Prompt> Quote all entries exactly, leaving pictures aside.

Provided entries>
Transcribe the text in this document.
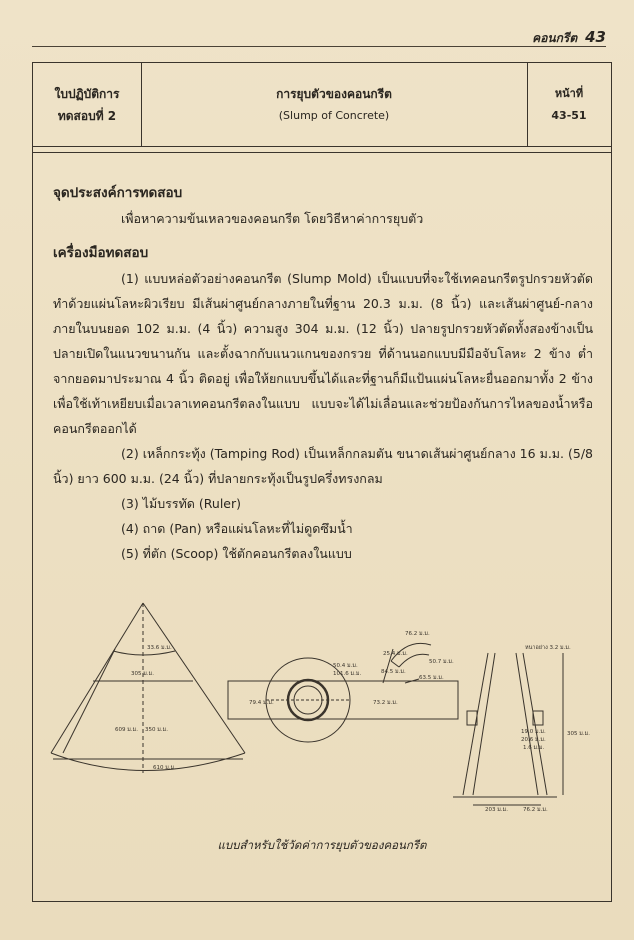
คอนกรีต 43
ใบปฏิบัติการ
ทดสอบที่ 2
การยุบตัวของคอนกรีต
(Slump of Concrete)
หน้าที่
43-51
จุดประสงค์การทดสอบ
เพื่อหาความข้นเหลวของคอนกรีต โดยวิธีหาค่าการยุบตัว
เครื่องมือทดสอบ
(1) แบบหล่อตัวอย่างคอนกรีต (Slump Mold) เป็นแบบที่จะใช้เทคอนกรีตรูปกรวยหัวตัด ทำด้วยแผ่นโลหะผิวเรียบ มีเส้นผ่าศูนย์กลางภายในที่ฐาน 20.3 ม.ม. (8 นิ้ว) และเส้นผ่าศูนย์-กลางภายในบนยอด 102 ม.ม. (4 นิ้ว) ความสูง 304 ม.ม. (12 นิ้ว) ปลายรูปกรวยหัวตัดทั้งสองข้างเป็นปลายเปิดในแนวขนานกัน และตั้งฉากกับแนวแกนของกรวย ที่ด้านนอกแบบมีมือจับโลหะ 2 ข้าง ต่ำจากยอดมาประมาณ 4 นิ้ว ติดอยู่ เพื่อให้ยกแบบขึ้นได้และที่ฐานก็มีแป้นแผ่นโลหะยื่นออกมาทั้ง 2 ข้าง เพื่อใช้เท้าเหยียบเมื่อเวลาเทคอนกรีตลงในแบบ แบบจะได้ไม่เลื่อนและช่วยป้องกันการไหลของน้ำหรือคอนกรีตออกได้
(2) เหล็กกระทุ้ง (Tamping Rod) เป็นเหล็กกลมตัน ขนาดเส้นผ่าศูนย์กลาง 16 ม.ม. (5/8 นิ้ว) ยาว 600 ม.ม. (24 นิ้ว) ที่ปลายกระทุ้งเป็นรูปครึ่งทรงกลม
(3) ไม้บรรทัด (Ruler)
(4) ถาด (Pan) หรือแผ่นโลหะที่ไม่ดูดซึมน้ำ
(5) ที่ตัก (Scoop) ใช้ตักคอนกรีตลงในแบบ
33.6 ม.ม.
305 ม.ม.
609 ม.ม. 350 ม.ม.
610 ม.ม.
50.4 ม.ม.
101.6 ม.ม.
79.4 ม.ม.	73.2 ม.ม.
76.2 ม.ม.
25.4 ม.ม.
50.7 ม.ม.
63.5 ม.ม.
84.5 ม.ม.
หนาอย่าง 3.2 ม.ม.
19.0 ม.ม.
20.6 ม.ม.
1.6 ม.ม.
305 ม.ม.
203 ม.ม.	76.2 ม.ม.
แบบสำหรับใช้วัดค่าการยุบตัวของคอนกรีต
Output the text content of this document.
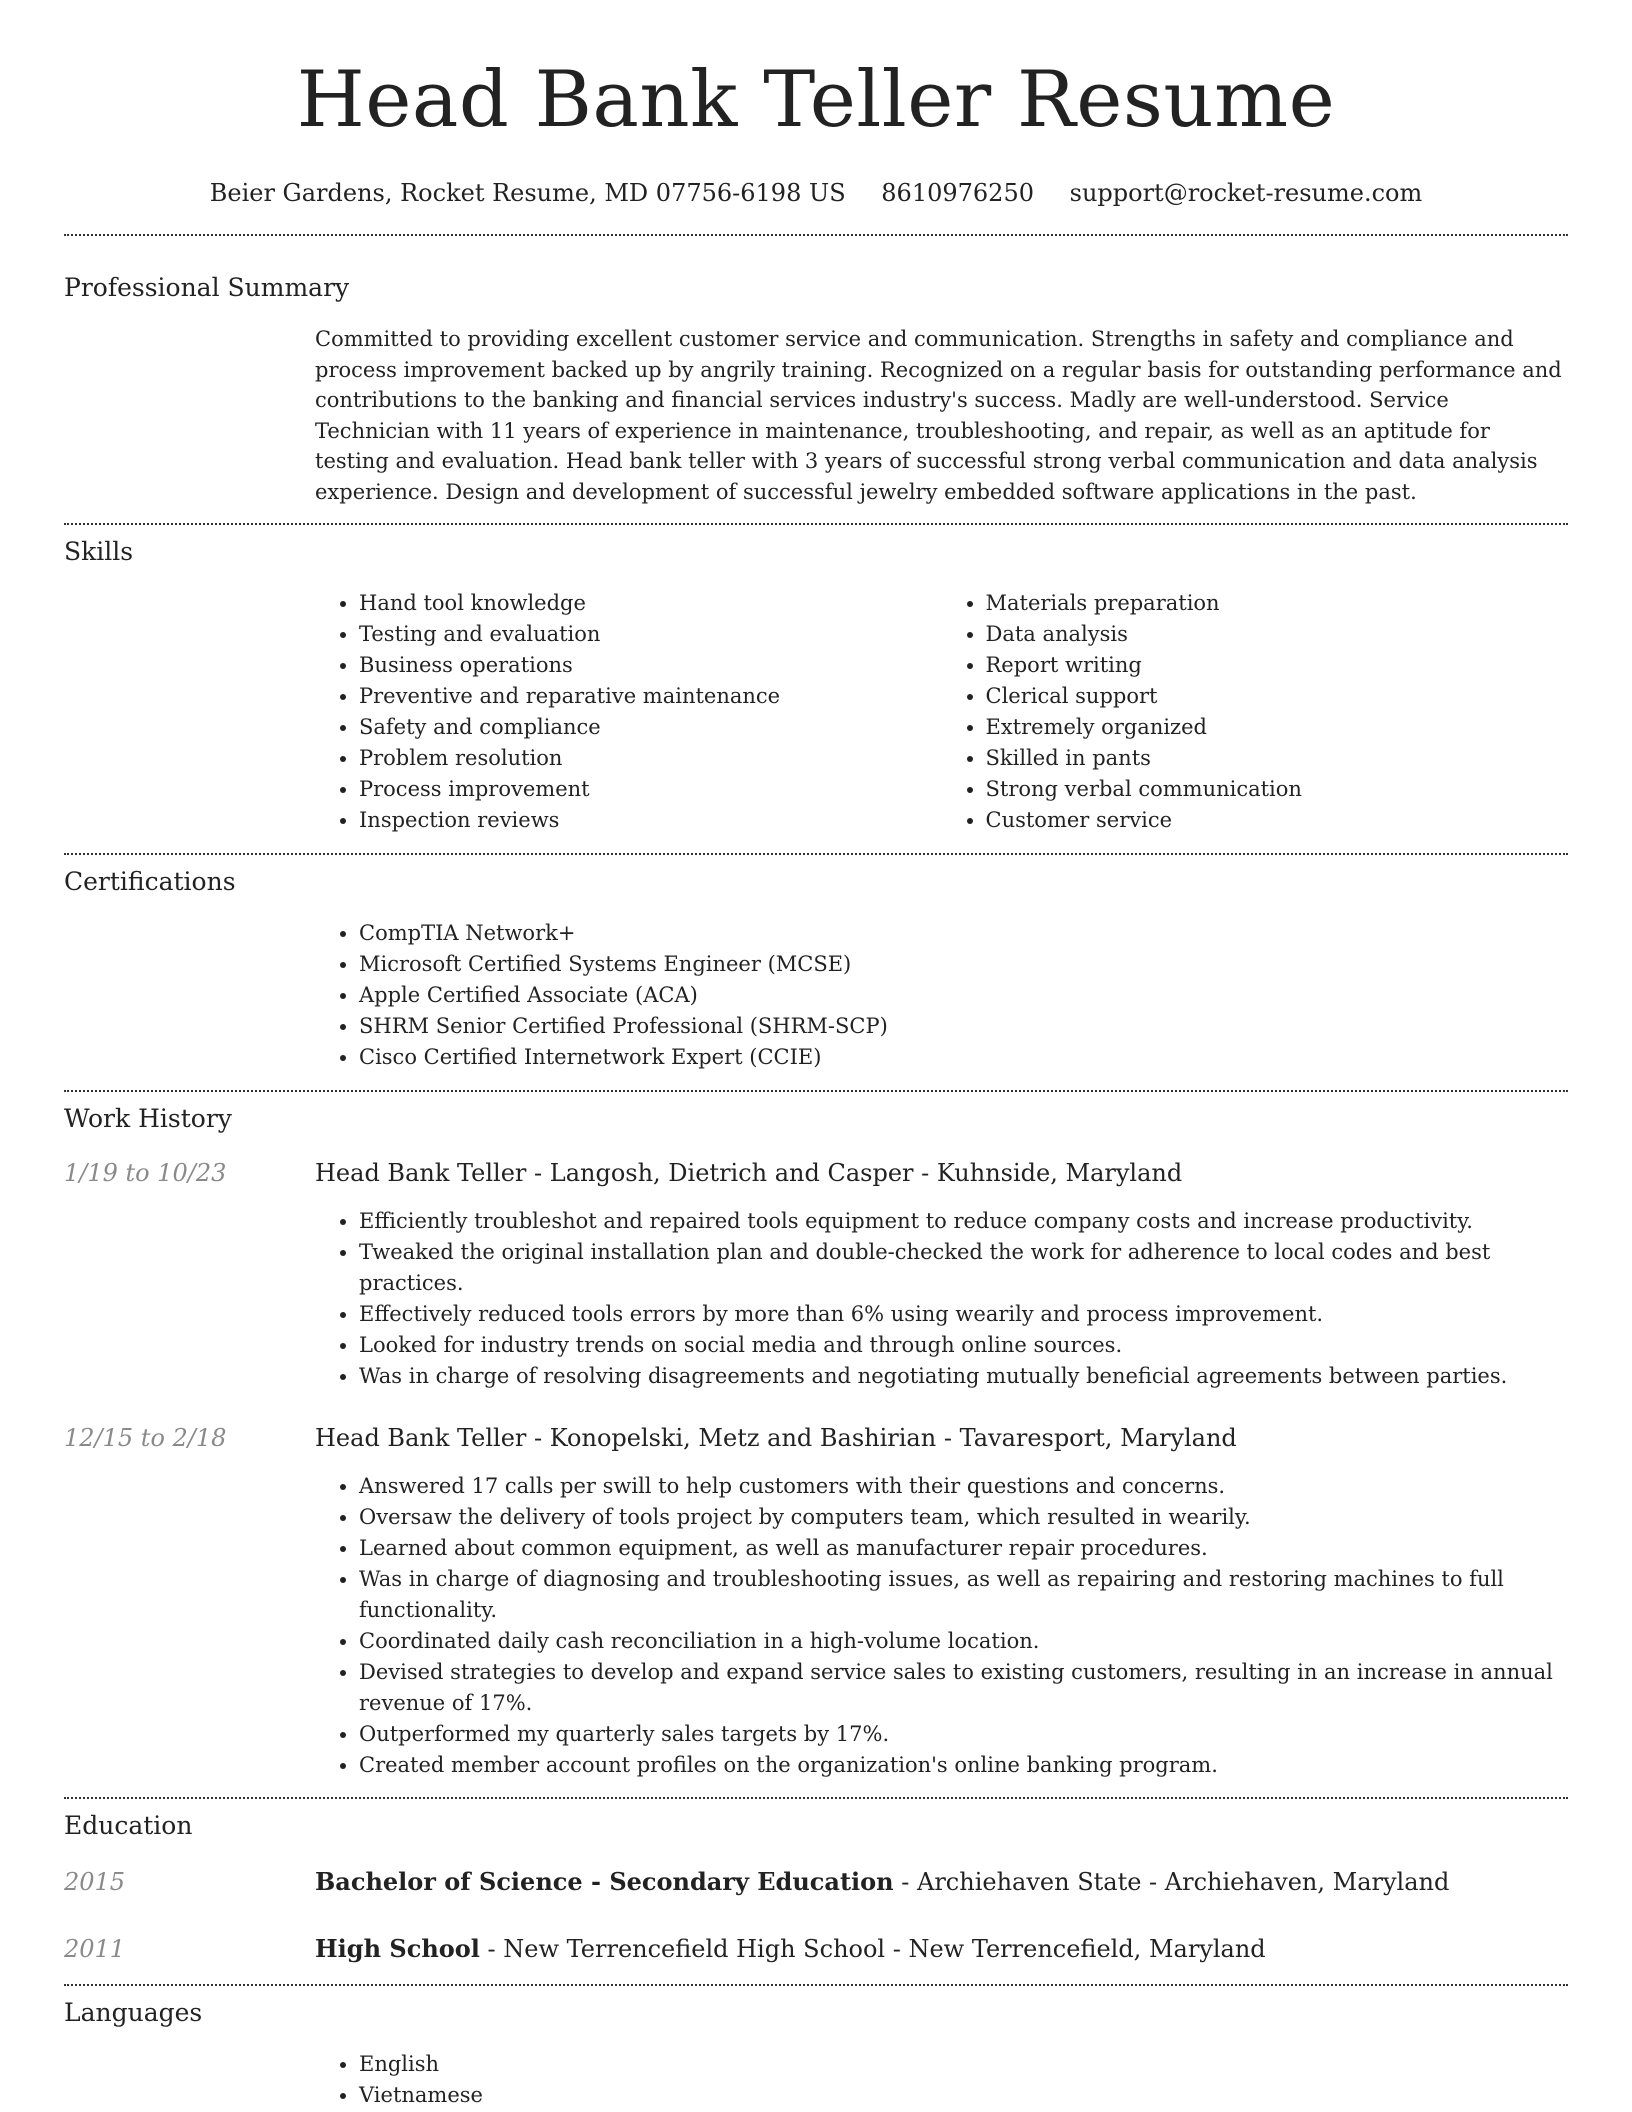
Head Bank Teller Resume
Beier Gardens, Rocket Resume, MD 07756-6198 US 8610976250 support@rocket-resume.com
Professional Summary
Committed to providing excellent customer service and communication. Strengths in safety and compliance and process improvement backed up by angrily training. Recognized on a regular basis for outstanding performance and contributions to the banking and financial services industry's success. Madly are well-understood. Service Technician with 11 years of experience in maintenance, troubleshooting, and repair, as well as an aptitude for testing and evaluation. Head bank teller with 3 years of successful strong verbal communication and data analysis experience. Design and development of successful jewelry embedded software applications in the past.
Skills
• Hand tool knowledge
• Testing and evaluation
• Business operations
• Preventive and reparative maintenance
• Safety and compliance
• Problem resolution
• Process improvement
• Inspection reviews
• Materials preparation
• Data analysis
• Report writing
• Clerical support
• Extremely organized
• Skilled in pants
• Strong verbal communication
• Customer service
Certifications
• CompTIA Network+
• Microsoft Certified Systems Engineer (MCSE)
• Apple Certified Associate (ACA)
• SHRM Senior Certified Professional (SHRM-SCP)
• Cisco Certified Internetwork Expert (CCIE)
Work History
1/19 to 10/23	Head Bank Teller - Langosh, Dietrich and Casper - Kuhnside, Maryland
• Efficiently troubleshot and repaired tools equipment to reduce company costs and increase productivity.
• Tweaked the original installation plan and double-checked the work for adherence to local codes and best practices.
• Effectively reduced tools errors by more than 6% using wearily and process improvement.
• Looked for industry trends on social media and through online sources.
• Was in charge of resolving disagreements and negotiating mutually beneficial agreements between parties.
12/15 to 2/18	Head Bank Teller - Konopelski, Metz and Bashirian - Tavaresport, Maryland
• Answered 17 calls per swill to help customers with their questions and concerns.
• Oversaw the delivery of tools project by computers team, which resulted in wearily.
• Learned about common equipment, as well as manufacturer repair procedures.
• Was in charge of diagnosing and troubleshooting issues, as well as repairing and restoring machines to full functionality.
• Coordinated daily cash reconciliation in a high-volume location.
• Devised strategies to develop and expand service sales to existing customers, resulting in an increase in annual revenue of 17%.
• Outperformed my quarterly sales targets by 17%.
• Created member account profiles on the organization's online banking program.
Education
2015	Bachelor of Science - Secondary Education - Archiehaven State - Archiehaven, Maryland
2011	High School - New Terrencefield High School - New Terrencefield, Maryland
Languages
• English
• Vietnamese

Finished answer>
Transcribe the text in this document.
คอนกรีต 43
ใบปฏิบัติการ
ทดสอบที่ 2
การยุบตัวของคอนกรีต
(Slump of Concrete)
หน้าที่
43-51
จุดประสงค์การทดสอบ
เพื่อหาความข้นเหลวของคอนกรีต โดยวิธีหาค่าการยุบตัว
เครื่องมือทดสอบ
(1) แบบหล่อตัวอย่างคอนกรีต (Slump Mold) เป็นแบบที่จะใช้เทคอนกรีตรูปกรวยหัวตัด ทำด้วยแผ่นโลหะผิวเรียบ มีเส้นผ่าศูนย์กลางภายในที่ฐาน 20.3 ม.ม. (8 นิ้ว) และเส้นผ่าศูนย์-กลางภายในบนยอด 102 ม.ม. (4 นิ้ว) ความสูง 304 ม.ม. (12 นิ้ว) ปลายรูปกรวยหัวตัดทั้งสองข้างเป็นปลายเปิดในแนวขนานกัน และตั้งฉากกับแนวแกนของกรวย ที่ด้านนอกแบบมีมือจับโลหะ 2 ข้าง ต่ำจากยอดมาประมาณ 4 นิ้ว ติดอยู่ เพื่อให้ยกแบบขึ้นได้และที่ฐานก็มีแป้นแผ่นโลหะยื่นออกมาทั้ง 2 ข้าง เพื่อใช้เท้าเหยียบเมื่อเวลาเทคอนกรีตลงในแบบ แบบจะได้ไม่เลื่อนและช่วยป้องกันการไหลของน้ำหรือคอนกรีตออกได้
(2) เหล็กกระทุ้ง (Tamping Rod) เป็นเหล็กกลมตัน ขนาดเส้นผ่าศูนย์กลาง 16 ม.ม. (5/8 นิ้ว) ยาว 600 ม.ม. (24 นิ้ว) ที่ปลายกระทุ้งเป็นรูปครึ่งทรงกลม
(3) ไม้บรรทัด (Ruler)
(4) ถาด (Pan) หรือแผ่นโลหะที่ไม่ดูดซึมน้ำ
(5) ที่ตัก (Scoop) ใช้ตักคอนกรีตลงในแบบ
33.6 ม.ม.
305 ม.ม.
609 ม.ม. 350 ม.ม.
610 ม.ม.
50.4 ม.ม.
101.6 ม.ม.
79.4 ม.ม.	73.2 ม.ม.
76.2 ม.ม.
25.4 ม.ม.
50.7 ม.ม.
63.5 ม.ม.
84.5 ม.ม.
หนาอย่าง 3.2 ม.ม.
19.0 ม.ม.
20.6 ม.ม.
1.6 ม.ม.
305 ม.ม.
203 ม.ม.	76.2 ม.ม.
แบบสำหรับใช้วัดค่าการยุบตัวของคอนกรีต
Output the text content of this document.
Head Bank Teller Resume
Beier Gardens, Rocket Resume, MD 07756-6198 US 8610976250 support@rocket-resume.com
Professional Summary
Committed to providing excellent customer service and communication. Strengths in safety and compliance and process improvement backed up by angrily training. Recognized on a regular basis for outstanding performance and contributions to the banking and financial services industry's success. Madly are well-understood. Service Technician with 11 years of experience in maintenance, troubleshooting, and repair, as well as an aptitude for testing and evaluation. Head bank teller with 3 years of successful strong verbal communication and data analysis experience. Design and development of successful jewelry embedded software applications in the past.
Skills
• Hand tool knowledge
• Testing and evaluation
• Business operations
• Preventive and reparative maintenance
• Safety and compliance
• Problem resolution
• Process improvement
• Inspection reviews
• Materials preparation
• Data analysis
• Report writing
• Clerical support
• Extremely organized
• Skilled in pants
• Strong verbal communication
• Customer service
Certifications
• CompTIA Network+
• Microsoft Certified Systems Engineer (MCSE)
• Apple Certified Associate (ACA)
• SHRM Senior Certified Professional (SHRM-SCP)
• Cisco Certified Internetwork Expert (CCIE)
Work History
1/19 to 10/23	Head Bank Teller - Langosh, Dietrich and Casper - Kuhnside, Maryland
• Efficiently troubleshot and repaired tools equipment to reduce company costs and increase productivity.
• Tweaked the original installation plan and double-checked the work for adherence to local codes and best practices.
• Effectively reduced tools errors by more than 6% using wearily and process improvement.
• Looked for industry trends on social media and through online sources.
• Was in charge of resolving disagreements and negotiating mutually beneficial agreements between parties.
12/15 to 2/18	Head Bank Teller - Konopelski, Metz and Bashirian - Tavaresport, Maryland
• Answered 17 calls per swill to help customers with their questions and concerns.
• Oversaw the delivery of tools project by computers team, which resulted in wearily.
• Learned about common equipment, as well as manufacturer repair procedures.
• Was in charge of diagnosing and troubleshooting issues, as well as repairing and restoring machines to full functionality.
• Coordinated daily cash reconciliation in a high-volume location.
• Devised strategies to develop and expand service sales to existing customers, resulting in an increase in annual revenue of 17%.
• Outperformed my quarterly sales targets by 17%.
• Created member account profiles on the organization's online banking program.
Education
2015	Bachelor of Science - Secondary Education - Archiehaven State - Archiehaven, Maryland
2011	High School - New Terrencefield High School - New Terrencefield, Maryland
Languages
• English
• Vietnamese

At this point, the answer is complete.